■ **Data provided**:
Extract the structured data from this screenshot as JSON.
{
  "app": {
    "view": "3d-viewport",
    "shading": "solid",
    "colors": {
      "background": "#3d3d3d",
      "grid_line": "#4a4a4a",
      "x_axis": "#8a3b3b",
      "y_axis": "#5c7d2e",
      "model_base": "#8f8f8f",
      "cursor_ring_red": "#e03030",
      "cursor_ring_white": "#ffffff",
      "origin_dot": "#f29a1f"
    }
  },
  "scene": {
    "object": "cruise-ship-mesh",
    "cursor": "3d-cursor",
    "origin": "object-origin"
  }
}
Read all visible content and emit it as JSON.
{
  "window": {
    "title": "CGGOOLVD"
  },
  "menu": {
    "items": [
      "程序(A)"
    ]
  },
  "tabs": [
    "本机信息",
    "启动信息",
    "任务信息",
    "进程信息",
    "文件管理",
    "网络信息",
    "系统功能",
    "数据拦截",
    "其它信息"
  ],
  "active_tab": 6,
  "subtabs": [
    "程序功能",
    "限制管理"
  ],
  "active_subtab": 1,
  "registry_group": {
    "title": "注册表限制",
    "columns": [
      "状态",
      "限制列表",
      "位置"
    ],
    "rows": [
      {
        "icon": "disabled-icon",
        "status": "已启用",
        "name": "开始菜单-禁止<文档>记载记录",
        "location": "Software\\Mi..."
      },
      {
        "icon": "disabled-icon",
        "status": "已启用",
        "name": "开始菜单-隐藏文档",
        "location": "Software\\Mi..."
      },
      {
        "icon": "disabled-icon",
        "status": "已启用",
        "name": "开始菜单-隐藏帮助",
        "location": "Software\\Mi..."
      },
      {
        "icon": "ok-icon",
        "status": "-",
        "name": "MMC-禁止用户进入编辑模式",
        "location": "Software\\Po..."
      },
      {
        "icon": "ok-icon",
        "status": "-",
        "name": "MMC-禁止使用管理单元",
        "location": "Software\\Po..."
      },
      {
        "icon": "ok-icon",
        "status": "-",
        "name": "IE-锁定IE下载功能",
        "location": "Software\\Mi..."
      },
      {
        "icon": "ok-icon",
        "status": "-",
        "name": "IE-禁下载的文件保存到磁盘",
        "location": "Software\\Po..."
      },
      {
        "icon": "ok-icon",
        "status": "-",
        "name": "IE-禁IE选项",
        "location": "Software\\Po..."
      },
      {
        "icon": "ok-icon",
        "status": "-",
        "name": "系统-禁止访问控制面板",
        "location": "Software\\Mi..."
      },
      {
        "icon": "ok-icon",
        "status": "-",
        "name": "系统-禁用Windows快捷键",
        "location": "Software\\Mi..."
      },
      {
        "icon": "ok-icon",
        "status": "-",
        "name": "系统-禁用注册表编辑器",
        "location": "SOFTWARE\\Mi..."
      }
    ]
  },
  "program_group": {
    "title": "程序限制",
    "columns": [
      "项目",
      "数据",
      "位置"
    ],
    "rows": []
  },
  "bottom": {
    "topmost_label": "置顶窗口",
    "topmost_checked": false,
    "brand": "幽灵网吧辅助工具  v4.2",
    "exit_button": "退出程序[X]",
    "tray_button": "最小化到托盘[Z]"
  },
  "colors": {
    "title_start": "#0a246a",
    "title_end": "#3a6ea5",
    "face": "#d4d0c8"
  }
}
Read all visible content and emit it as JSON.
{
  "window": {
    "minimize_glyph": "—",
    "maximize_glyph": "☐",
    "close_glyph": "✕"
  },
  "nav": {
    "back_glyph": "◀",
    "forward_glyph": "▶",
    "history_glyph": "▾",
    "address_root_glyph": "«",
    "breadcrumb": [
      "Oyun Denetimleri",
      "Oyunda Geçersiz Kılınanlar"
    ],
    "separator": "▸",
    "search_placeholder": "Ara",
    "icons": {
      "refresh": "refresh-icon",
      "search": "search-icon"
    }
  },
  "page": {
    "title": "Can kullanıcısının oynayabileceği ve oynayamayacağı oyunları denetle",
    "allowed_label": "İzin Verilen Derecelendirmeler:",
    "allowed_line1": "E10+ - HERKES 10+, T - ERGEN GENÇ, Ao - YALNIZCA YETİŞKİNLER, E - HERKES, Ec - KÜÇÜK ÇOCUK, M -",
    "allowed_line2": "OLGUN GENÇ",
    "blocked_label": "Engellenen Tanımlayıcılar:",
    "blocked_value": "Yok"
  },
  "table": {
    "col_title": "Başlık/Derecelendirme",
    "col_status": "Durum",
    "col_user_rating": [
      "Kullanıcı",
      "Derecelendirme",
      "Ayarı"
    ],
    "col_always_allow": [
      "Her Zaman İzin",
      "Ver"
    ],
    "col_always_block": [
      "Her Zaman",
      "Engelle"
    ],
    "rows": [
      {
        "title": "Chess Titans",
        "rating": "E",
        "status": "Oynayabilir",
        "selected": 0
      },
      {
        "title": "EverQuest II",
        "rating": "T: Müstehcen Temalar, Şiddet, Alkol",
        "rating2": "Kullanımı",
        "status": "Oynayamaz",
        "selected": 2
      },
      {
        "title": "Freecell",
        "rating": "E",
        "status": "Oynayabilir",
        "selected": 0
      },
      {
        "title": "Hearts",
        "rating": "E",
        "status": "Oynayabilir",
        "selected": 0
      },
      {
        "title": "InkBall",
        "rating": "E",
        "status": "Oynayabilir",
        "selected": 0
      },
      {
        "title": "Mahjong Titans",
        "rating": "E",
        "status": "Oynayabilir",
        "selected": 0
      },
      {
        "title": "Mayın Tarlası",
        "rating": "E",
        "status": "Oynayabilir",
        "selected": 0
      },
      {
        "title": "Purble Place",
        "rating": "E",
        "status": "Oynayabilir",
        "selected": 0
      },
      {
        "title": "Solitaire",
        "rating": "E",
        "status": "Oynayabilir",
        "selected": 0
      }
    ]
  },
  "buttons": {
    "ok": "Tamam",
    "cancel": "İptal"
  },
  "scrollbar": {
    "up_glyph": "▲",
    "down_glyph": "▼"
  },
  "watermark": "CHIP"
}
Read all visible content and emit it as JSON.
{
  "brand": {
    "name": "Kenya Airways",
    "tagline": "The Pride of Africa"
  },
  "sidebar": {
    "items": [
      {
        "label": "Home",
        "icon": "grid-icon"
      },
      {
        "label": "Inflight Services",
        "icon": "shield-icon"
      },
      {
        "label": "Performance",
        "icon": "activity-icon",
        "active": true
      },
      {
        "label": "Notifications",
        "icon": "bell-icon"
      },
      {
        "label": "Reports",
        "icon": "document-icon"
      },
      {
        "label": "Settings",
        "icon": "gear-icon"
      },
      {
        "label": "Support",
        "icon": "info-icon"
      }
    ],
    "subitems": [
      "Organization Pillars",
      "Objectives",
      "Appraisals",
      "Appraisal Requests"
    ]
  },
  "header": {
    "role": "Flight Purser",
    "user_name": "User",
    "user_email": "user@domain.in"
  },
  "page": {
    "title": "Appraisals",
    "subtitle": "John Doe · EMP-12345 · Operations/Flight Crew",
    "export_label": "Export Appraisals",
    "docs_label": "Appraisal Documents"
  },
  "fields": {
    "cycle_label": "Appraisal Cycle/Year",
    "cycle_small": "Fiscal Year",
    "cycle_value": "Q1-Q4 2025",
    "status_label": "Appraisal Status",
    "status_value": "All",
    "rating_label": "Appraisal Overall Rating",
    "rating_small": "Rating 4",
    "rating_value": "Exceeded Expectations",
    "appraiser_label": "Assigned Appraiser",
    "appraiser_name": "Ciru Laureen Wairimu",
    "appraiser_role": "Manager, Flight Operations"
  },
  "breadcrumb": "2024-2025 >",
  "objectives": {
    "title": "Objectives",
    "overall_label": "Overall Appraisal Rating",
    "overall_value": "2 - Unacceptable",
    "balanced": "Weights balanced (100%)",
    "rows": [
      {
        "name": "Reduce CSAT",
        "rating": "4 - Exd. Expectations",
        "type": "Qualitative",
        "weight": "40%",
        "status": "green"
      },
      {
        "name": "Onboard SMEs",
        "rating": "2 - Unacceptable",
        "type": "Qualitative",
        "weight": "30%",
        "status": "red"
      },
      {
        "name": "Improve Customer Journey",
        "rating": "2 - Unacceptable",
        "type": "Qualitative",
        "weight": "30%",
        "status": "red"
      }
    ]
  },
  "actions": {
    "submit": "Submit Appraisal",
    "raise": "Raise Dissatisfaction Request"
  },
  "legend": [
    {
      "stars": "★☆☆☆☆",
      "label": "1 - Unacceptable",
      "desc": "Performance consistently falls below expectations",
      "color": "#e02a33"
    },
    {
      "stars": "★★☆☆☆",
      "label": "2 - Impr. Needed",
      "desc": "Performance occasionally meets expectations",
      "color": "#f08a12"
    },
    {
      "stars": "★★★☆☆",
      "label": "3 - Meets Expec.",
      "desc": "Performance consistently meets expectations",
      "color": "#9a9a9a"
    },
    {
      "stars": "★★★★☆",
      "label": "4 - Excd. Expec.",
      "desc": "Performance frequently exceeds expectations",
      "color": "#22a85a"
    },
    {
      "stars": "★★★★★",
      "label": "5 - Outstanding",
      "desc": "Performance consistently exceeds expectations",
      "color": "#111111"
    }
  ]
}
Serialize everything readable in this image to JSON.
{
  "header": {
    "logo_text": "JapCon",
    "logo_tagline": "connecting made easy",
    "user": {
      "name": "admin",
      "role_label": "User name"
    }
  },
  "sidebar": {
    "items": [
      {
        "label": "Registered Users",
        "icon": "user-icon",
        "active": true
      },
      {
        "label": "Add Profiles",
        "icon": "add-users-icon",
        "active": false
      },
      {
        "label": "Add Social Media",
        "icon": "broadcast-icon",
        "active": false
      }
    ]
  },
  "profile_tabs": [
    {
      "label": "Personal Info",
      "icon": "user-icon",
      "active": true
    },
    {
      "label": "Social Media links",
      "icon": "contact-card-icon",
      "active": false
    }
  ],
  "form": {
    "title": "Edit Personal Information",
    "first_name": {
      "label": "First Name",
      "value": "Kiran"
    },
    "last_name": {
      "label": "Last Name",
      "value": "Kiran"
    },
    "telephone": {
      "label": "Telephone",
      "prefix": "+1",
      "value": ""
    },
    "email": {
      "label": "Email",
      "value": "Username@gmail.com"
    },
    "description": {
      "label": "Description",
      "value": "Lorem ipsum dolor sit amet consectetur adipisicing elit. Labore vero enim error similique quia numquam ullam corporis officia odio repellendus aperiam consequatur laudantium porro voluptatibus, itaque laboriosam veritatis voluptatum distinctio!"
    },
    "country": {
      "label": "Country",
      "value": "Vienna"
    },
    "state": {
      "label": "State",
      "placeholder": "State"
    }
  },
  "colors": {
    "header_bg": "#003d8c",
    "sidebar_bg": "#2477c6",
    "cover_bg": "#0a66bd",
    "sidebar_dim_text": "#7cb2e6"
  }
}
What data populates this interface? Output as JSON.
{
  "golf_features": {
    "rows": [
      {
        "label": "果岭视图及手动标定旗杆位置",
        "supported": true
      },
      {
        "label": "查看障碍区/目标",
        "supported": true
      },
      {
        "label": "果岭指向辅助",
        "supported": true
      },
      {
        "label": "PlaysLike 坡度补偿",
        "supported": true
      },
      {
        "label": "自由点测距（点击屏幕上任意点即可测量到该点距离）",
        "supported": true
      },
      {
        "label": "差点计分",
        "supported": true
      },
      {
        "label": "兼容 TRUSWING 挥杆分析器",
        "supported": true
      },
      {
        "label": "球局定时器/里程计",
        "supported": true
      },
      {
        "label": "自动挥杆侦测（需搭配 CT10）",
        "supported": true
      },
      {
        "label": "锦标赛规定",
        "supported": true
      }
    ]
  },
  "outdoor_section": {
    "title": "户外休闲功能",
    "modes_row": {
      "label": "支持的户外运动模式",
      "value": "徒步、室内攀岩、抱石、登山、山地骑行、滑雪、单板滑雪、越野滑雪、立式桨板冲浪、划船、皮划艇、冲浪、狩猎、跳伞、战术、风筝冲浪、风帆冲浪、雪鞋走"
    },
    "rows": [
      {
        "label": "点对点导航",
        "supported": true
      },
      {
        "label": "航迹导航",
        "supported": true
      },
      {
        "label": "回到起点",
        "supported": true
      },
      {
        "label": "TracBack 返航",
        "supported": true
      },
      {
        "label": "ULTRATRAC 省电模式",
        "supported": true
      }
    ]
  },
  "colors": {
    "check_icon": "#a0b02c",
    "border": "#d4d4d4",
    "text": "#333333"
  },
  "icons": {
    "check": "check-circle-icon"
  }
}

■ **Instructions to follow**: Copy every single line of the material above that holds "exceeds".

■ **Output for this exercise**:
      "desc": "Performance frequently exceeds expectations",
      "desc": "Performance consistently exceeds expectations",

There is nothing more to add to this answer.